→ **Problem to work on**: Keep only the lines where "szóló" appears.

# START OF Data excerpts

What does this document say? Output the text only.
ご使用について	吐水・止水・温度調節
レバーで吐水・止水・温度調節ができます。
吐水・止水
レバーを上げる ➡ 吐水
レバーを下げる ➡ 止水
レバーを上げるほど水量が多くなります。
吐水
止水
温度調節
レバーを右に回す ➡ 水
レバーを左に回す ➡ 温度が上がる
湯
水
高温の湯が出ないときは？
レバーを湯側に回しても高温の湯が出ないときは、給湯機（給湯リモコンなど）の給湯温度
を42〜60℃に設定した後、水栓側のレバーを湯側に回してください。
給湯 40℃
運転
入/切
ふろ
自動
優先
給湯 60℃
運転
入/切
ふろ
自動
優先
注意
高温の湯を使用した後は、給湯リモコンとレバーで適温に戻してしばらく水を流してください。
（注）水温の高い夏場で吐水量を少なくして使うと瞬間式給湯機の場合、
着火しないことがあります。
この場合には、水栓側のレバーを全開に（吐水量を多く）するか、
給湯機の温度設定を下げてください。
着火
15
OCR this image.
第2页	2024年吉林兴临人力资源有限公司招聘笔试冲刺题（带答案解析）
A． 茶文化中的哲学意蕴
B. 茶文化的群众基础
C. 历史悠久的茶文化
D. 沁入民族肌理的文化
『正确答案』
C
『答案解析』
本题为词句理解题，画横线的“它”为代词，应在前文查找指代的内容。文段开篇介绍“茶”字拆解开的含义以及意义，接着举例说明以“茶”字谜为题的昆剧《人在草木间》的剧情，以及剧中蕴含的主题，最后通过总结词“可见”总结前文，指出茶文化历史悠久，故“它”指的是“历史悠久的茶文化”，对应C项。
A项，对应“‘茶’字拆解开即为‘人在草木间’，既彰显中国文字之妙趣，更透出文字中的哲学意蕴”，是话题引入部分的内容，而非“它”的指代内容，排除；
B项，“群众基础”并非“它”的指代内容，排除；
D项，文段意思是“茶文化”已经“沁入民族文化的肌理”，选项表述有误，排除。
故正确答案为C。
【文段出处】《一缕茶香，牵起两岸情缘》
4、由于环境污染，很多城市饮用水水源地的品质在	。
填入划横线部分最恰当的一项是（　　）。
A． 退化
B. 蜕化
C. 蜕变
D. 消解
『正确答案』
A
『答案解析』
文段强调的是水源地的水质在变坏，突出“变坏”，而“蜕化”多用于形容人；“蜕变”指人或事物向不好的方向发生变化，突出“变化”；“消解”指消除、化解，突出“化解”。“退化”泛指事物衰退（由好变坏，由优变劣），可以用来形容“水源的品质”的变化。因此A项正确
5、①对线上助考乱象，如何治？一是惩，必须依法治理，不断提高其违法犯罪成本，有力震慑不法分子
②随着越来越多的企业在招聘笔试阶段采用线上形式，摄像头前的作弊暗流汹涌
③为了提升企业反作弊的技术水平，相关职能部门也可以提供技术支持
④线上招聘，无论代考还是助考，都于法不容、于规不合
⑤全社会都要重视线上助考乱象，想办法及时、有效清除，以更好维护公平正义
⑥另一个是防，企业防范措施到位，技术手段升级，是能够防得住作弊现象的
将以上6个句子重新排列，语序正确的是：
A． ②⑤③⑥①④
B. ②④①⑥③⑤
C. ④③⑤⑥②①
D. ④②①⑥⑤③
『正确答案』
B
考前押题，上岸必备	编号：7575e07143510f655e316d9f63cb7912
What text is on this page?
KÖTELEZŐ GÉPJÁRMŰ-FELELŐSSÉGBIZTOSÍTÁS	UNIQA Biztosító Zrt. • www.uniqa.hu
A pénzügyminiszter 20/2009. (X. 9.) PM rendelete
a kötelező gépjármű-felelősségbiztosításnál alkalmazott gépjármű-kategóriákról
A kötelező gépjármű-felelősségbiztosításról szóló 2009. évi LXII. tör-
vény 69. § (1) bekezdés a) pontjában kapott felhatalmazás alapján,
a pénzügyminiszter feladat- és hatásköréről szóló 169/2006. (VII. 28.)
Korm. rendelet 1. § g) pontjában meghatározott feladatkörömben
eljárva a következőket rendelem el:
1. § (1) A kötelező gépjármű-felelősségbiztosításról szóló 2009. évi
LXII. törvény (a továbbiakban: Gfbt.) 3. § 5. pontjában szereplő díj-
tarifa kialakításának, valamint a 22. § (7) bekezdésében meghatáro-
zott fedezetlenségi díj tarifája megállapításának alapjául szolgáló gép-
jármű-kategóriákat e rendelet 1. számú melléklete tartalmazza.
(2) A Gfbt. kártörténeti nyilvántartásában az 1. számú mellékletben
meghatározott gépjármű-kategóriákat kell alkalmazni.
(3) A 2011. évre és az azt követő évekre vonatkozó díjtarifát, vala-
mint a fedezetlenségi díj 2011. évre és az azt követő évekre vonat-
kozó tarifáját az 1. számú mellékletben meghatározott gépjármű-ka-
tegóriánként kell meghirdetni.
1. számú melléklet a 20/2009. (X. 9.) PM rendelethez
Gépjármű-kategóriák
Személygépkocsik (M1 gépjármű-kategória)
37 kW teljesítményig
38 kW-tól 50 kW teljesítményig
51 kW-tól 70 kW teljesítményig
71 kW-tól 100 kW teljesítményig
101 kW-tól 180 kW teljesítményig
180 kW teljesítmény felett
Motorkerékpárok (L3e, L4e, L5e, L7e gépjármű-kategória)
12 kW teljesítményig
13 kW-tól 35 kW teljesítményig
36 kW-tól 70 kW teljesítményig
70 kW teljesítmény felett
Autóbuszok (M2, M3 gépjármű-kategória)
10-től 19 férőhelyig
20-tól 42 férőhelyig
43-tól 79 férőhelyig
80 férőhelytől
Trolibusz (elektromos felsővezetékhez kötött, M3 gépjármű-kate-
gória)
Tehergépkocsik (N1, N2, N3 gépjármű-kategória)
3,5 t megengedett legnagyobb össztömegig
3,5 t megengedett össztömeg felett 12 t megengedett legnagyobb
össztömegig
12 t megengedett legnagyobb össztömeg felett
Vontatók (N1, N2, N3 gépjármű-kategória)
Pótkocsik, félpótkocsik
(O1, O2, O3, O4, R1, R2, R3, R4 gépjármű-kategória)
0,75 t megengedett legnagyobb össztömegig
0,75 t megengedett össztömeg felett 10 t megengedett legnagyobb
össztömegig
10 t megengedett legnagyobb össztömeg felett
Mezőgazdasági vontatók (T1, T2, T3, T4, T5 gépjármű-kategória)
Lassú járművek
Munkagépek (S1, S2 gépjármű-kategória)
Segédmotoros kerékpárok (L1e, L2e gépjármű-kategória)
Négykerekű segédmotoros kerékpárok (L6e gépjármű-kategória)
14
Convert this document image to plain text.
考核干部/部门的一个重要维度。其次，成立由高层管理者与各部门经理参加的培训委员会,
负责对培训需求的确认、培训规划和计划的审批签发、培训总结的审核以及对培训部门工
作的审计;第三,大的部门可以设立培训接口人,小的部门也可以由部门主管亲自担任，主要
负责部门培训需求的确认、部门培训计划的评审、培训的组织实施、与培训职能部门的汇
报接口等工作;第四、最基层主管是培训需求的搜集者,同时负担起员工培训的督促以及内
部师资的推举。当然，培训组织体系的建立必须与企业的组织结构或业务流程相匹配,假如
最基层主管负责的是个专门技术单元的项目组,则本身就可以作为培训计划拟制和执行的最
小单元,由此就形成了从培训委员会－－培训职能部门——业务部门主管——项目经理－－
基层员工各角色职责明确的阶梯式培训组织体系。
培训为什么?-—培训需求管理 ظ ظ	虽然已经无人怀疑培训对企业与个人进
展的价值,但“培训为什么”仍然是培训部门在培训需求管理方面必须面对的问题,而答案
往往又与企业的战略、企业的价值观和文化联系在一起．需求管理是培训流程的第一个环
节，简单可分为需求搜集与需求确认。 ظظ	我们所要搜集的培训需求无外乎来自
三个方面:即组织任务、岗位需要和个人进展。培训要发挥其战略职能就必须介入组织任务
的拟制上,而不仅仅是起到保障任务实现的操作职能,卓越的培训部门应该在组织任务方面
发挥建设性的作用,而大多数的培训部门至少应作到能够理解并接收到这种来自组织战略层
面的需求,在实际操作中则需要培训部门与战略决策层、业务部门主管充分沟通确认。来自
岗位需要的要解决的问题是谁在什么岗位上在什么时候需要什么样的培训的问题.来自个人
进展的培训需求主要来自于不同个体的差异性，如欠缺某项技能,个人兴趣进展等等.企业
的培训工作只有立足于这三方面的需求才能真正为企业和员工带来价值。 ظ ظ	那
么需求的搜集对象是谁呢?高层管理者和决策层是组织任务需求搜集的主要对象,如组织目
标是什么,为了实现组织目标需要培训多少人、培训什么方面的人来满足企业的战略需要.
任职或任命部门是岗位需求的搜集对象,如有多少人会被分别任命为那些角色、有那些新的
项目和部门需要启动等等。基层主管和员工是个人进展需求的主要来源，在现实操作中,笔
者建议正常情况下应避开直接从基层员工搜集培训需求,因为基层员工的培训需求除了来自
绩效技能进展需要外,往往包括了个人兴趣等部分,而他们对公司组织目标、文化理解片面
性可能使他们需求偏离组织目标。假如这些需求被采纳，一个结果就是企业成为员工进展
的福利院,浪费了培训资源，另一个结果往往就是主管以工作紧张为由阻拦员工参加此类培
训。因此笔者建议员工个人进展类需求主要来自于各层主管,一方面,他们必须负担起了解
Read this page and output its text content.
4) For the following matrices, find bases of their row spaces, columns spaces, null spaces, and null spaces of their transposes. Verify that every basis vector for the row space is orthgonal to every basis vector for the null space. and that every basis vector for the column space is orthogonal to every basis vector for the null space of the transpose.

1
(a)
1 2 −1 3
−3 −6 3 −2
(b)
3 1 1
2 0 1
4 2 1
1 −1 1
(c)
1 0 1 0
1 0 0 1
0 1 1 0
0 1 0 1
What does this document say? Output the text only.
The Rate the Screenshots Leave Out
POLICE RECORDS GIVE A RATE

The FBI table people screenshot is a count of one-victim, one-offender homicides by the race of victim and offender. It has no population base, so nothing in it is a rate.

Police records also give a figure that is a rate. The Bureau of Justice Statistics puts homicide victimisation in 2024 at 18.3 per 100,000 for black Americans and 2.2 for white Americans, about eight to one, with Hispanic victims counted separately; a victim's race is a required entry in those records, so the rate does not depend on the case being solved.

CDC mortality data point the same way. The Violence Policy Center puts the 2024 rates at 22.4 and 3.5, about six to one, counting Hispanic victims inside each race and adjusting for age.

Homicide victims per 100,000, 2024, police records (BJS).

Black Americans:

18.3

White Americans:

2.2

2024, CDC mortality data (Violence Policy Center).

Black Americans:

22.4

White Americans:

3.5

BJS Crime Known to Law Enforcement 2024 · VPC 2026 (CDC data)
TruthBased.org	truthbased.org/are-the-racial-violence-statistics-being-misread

# END OF Data excerpts

→ **Expected answer**:
A kötelező gépjármű-felelősségbiztosításról szóló 2009. évi LXII. tör-
a pénzügyminiszter feladat- és hatásköréről szóló 169/2006. (VII. 28.)
1. § (1) A kötelező gépjármű-felelősségbiztosításról szóló 2009. évi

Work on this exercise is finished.